PAGE EXTRACT:
▶

1 The Sword of Tipu Sultan
Making darkness by closing one’s eyes
Former Editor of Mathrubhoomi
Historical novels are usually an admixture of historical facts and imagination. As such they are not expected to truthfully portray all the historical events. However, authors of historical novels have the moral responsibility to present historical facts without blatant distortions.
Mr. Bhagwan Gidwani, the author of the controversial novel, The Sword of Tipu Sultan, does not seem to be bound by any such ethical obligations; he does not have any qualms even to deliberately falsify historical facts. Therefore, a tele-serial based on such a novel also cannot be otherwise.
Mounting opposition to this controversial serial also stems from this basic reason.
Mr. Gidwani claims that his novel is the result of thirteen years of historical research. He asserts that he has studied and scrutinized all the historical documents available from various sources in India and abroad. Then, why did not this researcher make any effort to visit Kerala, particularly Malabar region, the main area of Tipu Sultan’s cruel military operations for a decade, or to scrutinize the historical evidence available from Malabar regarding the atrocities committed by Tipu Sultan, or to study the ruins of temples destroyed in Malabar during that period?

◀

DATA EXTRACT:
▶

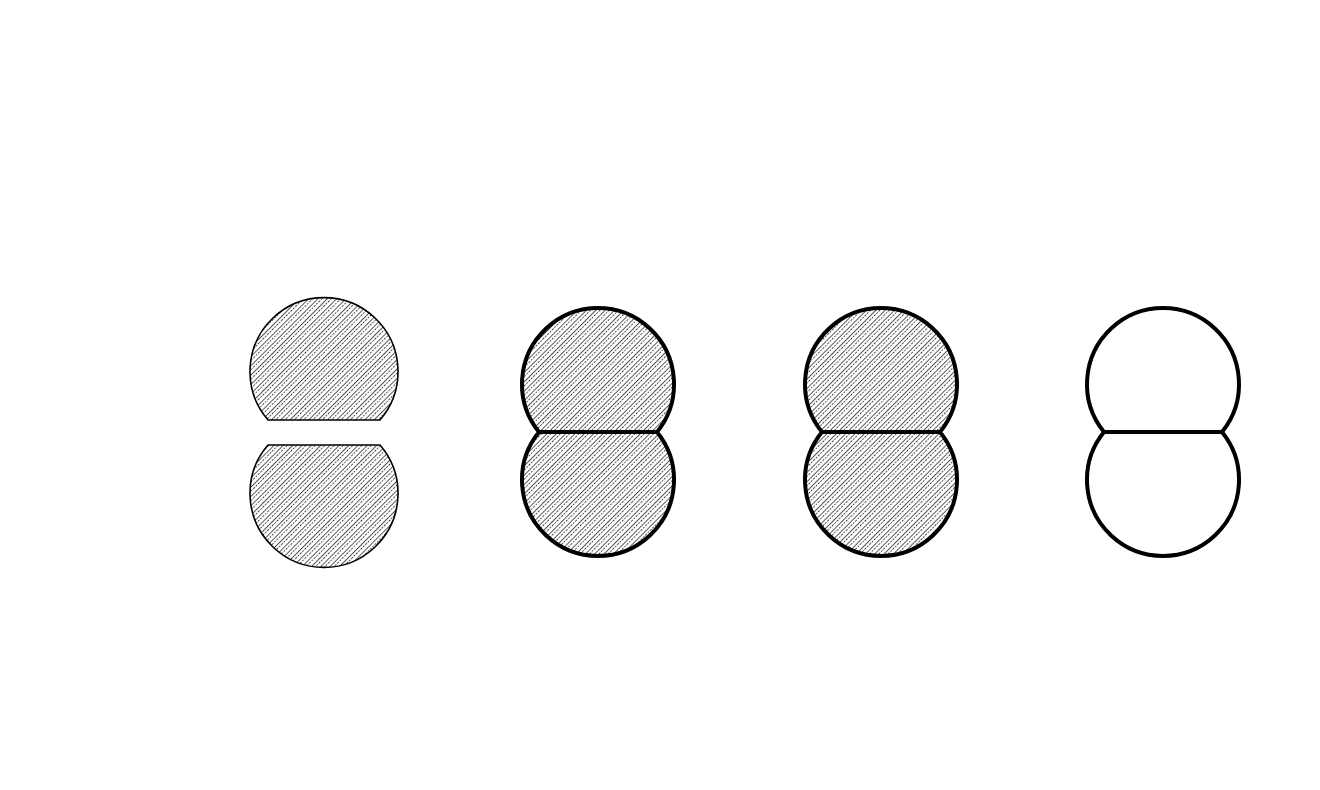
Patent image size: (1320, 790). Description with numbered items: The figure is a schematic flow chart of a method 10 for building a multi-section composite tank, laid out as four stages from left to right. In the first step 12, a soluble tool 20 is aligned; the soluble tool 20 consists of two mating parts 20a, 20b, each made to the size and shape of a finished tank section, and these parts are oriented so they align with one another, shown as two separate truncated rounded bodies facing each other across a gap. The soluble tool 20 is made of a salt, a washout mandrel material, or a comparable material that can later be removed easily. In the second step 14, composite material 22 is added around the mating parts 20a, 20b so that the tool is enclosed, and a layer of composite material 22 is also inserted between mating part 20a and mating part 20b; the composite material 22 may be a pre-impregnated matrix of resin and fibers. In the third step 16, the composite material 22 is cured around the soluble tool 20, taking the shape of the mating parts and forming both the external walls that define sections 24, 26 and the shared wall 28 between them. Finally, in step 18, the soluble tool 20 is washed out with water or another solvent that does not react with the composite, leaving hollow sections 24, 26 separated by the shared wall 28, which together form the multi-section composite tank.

The method 10 is at (255, 126).
The step 12 is at (334, 226).
The step 14 is at (609, 226).
The step 16 is at (887, 226).
The step 18 is at (1174, 226).
The soluble tool 20 is at (226, 425).
The mating part 20a is at (250, 361).
The mating part 20b is at (250, 511).
The composite material 22 is at (525, 361).
The section 24 is at (1175, 387).
The section 26 is at (1175, 502).
The shared wall 28 is at (1124, 427).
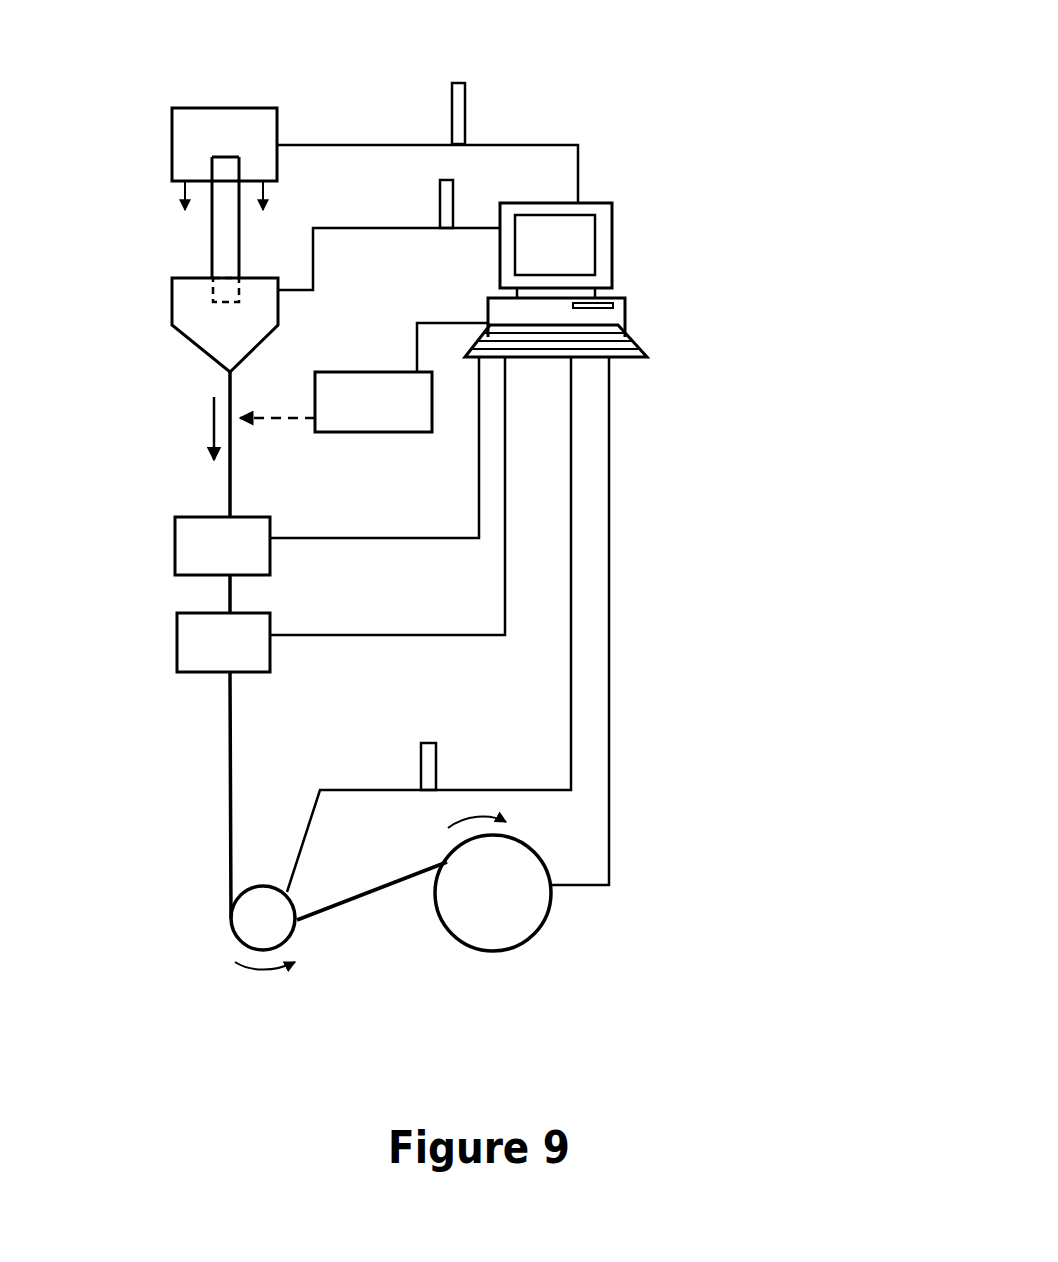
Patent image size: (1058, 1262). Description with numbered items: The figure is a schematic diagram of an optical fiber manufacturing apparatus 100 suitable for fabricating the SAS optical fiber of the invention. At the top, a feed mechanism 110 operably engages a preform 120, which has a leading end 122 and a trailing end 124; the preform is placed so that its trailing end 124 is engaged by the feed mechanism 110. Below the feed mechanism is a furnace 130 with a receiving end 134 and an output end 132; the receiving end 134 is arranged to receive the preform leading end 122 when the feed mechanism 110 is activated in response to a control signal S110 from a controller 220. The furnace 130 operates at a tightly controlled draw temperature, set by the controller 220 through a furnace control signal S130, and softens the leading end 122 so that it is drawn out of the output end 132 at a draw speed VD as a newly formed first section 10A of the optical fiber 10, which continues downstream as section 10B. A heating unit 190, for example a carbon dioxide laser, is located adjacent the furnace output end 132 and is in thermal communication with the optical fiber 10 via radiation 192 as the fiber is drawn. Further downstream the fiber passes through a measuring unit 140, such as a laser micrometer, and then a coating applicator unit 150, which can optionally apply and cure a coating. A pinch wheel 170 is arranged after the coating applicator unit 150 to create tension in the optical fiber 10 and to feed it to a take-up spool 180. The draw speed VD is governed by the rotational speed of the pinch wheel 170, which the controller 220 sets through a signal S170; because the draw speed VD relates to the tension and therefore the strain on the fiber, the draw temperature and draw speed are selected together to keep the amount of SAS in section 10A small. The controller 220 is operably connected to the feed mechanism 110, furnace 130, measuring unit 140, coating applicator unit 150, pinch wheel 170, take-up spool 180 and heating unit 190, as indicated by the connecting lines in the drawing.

The optical fiber manufacturing apparatus 100 is at (724, 68).
The feed mechanism 110 is at (263, 133).
The preform 120 is at (225, 242).
The trailing end 124 is at (226, 158).
The furnace 130 is at (187, 302).
The receiving end 134 is at (200, 277).
The leading end 122 is at (222, 305).
The output end 132 is at (228, 397).
The optical fiber 10 is at (231, 838).
The first section of optical fiber 10A is at (232, 397).
The downstream fiber portion 10B is at (232, 502).
The draw speed VD is at (208, 423).
The heating unit 190 is at (401, 377).
The radiation 192 is at (283, 422).
The measuring unit 140 is at (327, 466).
The coating applicator unit 150 is at (341, 514).
The control signal S110 is at (465, 104).
The furnace control signal S130 is at (453, 190).
The signal S170 is at (436, 765).
The controller 220 is at (612, 248).
The pinch wheel 170 is at (272, 935).
The take-up spool 180 is at (525, 910).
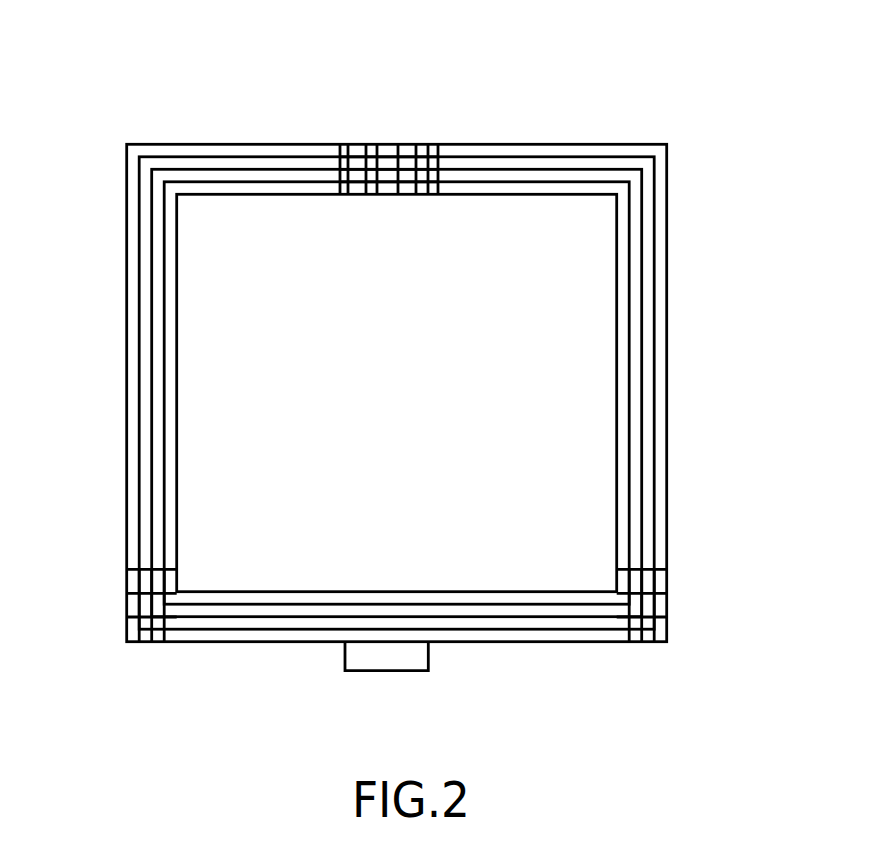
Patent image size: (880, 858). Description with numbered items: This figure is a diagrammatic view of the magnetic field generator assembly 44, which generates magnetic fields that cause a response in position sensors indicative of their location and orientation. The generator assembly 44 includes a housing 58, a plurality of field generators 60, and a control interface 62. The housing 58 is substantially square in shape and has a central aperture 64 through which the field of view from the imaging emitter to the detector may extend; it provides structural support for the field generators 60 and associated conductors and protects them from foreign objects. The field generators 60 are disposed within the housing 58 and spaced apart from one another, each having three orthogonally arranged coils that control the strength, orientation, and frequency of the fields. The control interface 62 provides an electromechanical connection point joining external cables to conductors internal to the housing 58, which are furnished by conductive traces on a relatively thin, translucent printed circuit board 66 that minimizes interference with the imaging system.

The generator assembly 44 is at (123, 118).
The housing 58 is at (133, 377).
The field generators 60 is at (387, 160).
The control interface 62 is at (386, 655).
The central aperture 64 is at (228, 280).
The printed circuit board 66 is at (640, 353).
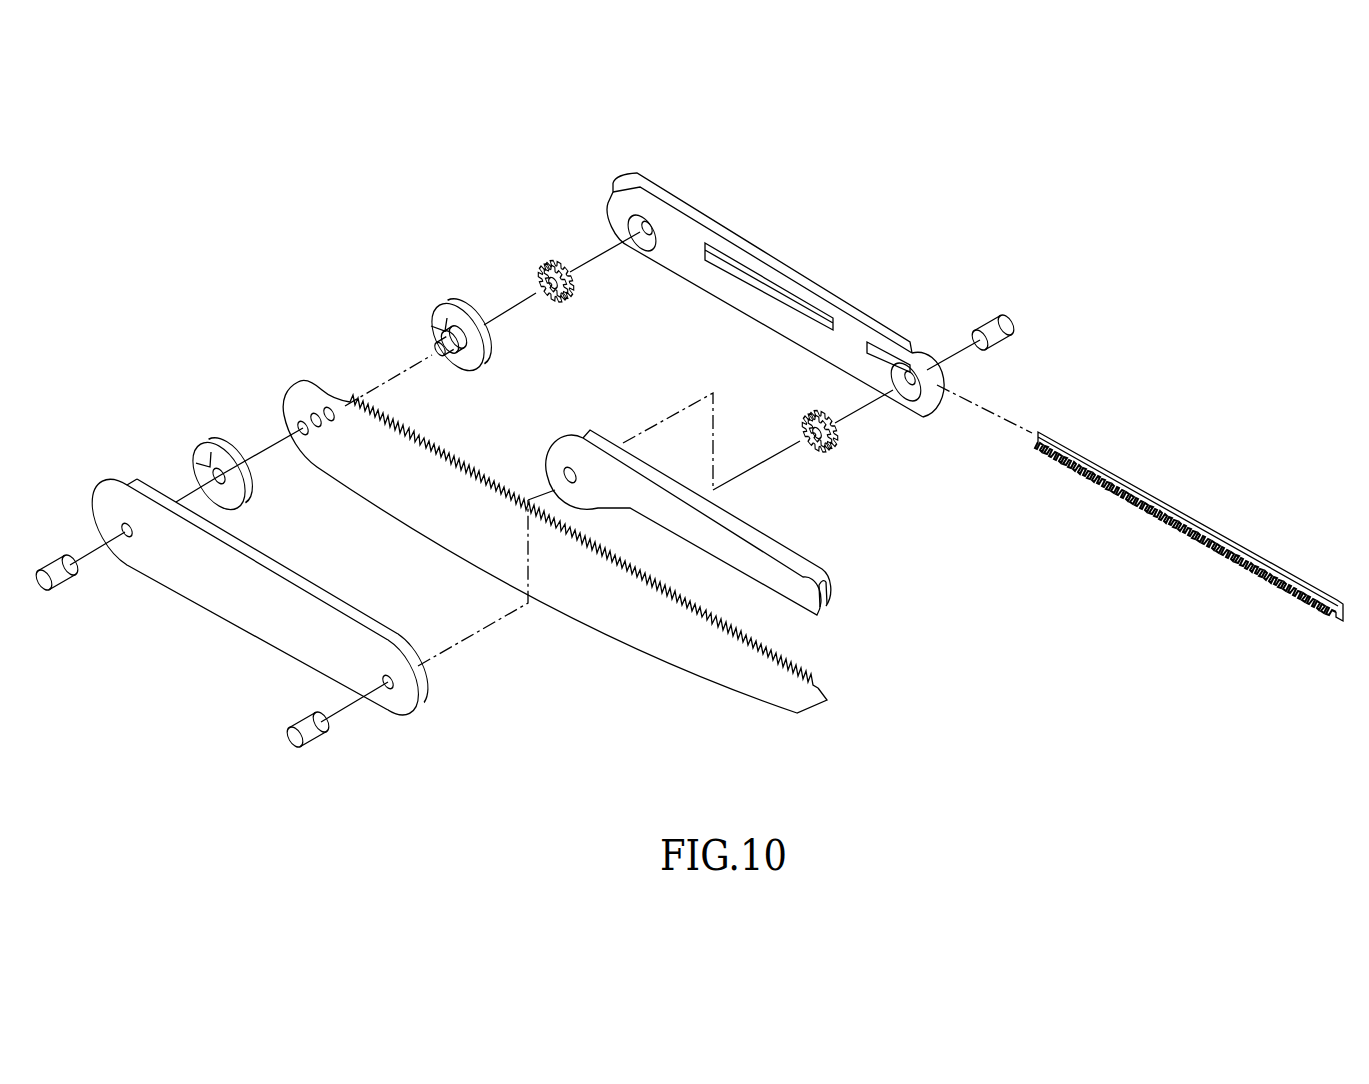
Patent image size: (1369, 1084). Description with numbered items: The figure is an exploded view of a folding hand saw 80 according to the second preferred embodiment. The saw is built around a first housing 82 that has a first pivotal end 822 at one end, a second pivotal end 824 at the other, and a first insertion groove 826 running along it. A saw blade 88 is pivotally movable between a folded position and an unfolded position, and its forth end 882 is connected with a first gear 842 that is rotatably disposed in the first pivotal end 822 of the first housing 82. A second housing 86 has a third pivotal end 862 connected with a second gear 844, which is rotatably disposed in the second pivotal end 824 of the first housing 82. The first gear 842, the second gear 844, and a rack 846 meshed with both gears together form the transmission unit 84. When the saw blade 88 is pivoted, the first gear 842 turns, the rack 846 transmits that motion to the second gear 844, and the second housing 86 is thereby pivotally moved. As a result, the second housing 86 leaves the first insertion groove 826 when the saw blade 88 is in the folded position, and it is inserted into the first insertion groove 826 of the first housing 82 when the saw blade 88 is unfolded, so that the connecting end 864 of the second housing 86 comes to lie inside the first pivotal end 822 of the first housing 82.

The folding hand saw 80 is at (1097, 268).
The first housing 82 is at (760, 238).
The first pivotal end 822 is at (617, 216).
The second pivotal end 824 is at (917, 407).
The first insertion groove 826 is at (428, 688).
The transmission unit 84 is at (982, 578).
The first gear 842 is at (553, 266).
The second gear 844 is at (823, 452).
The rack 846 is at (1123, 480).
The second housing 86 is at (823, 558).
The third pivotal end 862 is at (582, 450).
The connecting end 864 is at (793, 592).
The saw blade 88 is at (637, 617).
The forth end 882 is at (297, 388).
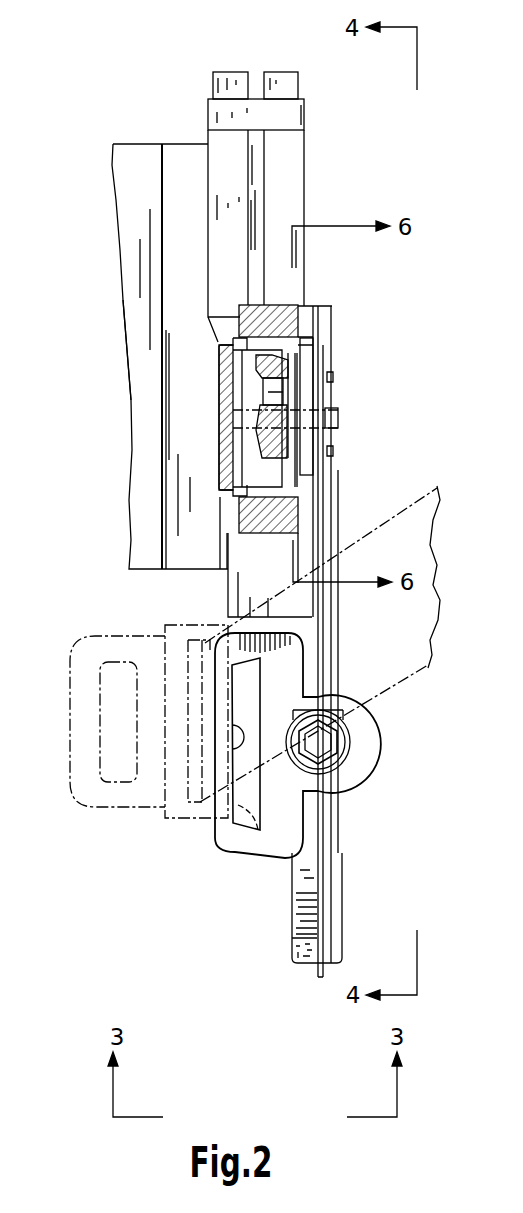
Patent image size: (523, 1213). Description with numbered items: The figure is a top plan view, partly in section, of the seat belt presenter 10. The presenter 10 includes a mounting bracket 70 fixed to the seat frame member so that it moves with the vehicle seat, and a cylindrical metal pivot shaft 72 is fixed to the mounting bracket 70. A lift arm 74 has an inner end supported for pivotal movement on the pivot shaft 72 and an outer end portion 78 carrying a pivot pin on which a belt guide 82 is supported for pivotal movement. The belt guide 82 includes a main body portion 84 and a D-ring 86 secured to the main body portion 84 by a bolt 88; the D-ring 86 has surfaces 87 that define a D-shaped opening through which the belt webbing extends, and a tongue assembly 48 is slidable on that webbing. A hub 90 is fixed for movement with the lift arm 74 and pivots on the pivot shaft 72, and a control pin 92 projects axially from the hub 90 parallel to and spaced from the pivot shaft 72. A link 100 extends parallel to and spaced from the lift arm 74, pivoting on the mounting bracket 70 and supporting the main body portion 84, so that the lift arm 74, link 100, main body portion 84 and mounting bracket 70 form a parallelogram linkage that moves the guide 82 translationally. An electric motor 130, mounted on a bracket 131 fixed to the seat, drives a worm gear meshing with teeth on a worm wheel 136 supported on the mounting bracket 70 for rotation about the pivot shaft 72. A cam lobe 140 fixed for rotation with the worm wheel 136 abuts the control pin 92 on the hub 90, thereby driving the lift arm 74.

The seat belt presenter 10 is at (151, 98).
The electric motor 130 is at (231, 167).
The bracket 131 is at (140, 445).
The worm wheel 136 is at (231, 467).
The mounting bracket 70 is at (277, 318).
The cam lobe 140 is at (313, 310).
The control pin 92 is at (285, 403).
The pivot shaft 72 is at (338, 420).
The hub 90 is at (307, 457).
The lift arm 74 is at (300, 632).
The link 100 is at (333, 617).
The outer end portion 78 is at (320, 687).
The surfaces 87 is at (257, 725).
The tongue assembly 48 is at (70, 672).
The bolt 88 is at (323, 740).
The belt guide 82 is at (352, 903).
The D-ring 86 is at (257, 847).
The main body portion 84 is at (315, 967).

◀

GOALS:
a) Answer these questions from the commentary on The Sword of Tipu Sultan:
(i) What moral responsibility do authors of historical novels have, according to the commentary?
(ii) How many years of historical research does Mr. Gidwani claim lie behind his novel?
(iii) Which region does the commentary name as the main area of Tipu Sultan's military operations for a decade?
b) Summarize the commentary on The Sword of Tipu Sultan in two sentences.
c) Carry on the commentary on The Sword of Tipu Sultan from its last sentence.
The records are separate material and have no connection to the commentary on The Sword of Tipu Sultan.

TASK-BY-TASK ANSWERS:
a)
(i) Authors of historical novels have the moral responsibility to present historical facts without blatant distortions.
(ii) Mr. Gidwani claims thirteen years of historical research.
(iii) The commentary names Kerala, particularly the Malabar region.

b) Although historical novels mix fact with imagination, their authors have a moral responsibility to avoid blatant distortions. The commentary charges that Bhagwan Gidwani deliberately falsifies facts in The Sword of Tipu Sultan, which makes a tele-serial based on the novel equally unreliable, and it asks why, despite claiming thirteen years of research, he never visited Malabar or examined the evidence there of Tipu Sultan's atrocities.

c)
When a serious author is collecting historical data for writing a historical novel on Tipu Sultan, does he not have ail obligation or responsibility to at least visit the Malabar region, the main area of the operations of Tipu Sultan, and try to understand the significance of his activities there? The mere fact that Mr. Gidwani did not bother to do so, is itself sufficient reason for suspecting the credibility and credentials of the author.
In the Footsteps of His Father
The major part of Tipu Sultan’s rule was spent in conducting military operations for subjugating Malabar. Wars of territorial conquest waged in Malabar by Hyder Ali Khan, with the assistance of Ali Raja of Arackal and his Mappila followers of Cannanore, were intended more for spreading the Islamic faith by killing and forcible conversion of Hindus coupled with widespread destruction of Hindu temples, than for expanding his kingdom.
Hyder Ali Khan had expressed his satisfaction for these cruel achievements. A broad picture of atrocities committed against the Hindu population of Malabar by the army of Hyder Ali Khan along with the local Mappilas can be had from the diary notings of a Muslim officer of the Mysore army as edited and published by the then surviving son of Tipu Sultan, Prince Ghulam Muhammed (Cited in Malabar Manual, William Logan).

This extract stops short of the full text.